> What to work on:
Produce a verbatim copy of the entries listed below.

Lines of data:
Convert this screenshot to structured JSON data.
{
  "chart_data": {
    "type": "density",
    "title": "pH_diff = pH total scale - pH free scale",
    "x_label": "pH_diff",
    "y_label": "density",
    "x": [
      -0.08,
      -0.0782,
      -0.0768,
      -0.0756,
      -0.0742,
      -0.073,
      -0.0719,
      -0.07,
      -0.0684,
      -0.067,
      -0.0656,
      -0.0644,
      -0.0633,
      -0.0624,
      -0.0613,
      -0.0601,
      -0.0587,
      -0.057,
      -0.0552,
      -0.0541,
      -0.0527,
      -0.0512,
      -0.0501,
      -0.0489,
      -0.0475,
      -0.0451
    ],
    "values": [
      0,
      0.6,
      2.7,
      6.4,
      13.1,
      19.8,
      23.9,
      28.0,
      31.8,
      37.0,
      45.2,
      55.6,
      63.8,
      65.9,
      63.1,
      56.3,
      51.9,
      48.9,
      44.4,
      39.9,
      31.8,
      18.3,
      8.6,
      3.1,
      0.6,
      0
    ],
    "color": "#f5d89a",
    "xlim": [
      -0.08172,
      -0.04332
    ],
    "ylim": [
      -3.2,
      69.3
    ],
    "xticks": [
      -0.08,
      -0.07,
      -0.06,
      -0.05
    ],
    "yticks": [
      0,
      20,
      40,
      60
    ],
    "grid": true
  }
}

> Output of the task:
Convert this screenshot to structured JSON data.
{
  "chart_data": {
    "type": "density",
    "title": "pH_diff = pH total scale - pH free scale",
    "x_label": "pH_diff",
    "y_label": "density",
    "x": [
      -0.08,
      -0.0782,
      -0.0768,
      -0.0756,
      -0.0742,
      -0.073,
      -0.0719,
      -0.07,
      -0.0684,
      -0.067,
      -0.0656,
      -0.0644,
      -0.0633,
      -0.0624,
      -0.0613,
      -0.0601,
      -0.0587,
      -0.057,
      -0.0552,
      -0.0541,
      -0.0527,
      -0.0512,
      -0.0501,
      -0.0489,
      -0.0475,
      -0.0451
    ],
    "values": [
      0,
      0.6,
      2.7,
      6.4,
      13.1,
      19.8,
      23.9,
      28.0,
      31.8,
      37.0,
      45.2,
      55.6,
      63.8,
      65.9,
      63.1,
      56.3,
      51.9,
      48.9,
      44.4,
      39.9,
      31.8,
      18.3,
      8.6,
      3.1,
      0.6,
      0
    ],
    "color": "#f5d89a",
    "xlim": [
      -0.08172,
      -0.04332
    ],
    "ylim": [
      -3.2,
      69.3
    ],
    "xticks": [
      -0.08,
      -0.07,
      -0.06,
      -0.05
    ],
    "yticks": [
      0,
      20,
      40,
      60
    ],
    "grid": true
  }
}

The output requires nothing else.